» **Given task**
Go through the records and copy each line where the word "name" occurs.

» **Given records**
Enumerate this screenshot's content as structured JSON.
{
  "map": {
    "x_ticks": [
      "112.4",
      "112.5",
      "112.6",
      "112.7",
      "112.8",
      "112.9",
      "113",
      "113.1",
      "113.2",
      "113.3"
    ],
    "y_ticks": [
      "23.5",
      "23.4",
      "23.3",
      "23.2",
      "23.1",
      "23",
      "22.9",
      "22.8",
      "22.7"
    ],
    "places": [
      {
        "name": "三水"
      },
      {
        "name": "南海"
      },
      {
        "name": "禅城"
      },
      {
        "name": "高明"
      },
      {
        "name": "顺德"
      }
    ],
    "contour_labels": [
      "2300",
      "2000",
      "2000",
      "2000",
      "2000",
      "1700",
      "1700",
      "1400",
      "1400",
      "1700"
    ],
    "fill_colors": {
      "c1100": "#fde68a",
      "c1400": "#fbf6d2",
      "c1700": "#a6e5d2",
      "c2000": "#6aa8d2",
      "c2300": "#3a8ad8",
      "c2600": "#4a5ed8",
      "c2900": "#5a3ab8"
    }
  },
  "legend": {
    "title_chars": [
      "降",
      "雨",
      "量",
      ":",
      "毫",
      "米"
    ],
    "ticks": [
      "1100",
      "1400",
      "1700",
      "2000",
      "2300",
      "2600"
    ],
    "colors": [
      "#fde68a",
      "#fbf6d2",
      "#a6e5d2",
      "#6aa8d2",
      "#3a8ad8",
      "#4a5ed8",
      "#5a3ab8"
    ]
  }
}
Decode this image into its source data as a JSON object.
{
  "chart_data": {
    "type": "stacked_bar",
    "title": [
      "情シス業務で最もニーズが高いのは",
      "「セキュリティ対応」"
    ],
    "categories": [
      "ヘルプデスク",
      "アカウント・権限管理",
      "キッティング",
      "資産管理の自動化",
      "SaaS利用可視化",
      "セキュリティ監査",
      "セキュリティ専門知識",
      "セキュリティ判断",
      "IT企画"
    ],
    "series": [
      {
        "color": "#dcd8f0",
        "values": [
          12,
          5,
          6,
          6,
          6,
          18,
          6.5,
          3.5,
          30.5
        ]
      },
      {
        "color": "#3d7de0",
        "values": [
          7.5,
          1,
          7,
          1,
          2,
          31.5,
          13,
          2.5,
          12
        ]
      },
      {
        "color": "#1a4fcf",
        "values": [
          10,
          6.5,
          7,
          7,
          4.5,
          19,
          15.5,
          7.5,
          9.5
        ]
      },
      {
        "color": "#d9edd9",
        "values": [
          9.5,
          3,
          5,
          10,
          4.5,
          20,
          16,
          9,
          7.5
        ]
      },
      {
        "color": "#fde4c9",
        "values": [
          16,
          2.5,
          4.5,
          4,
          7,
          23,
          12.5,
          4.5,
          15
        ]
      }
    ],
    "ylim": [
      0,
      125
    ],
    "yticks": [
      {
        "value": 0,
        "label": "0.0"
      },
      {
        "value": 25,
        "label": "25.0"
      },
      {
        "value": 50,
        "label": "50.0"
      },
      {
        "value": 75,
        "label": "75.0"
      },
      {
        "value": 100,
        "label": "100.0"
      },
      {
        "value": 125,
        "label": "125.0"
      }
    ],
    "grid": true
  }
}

» **Final result**
        "name": "三水"
        "name": "南海"
        "name": "禅城"
        "name": "高明"
        "name": "顺德"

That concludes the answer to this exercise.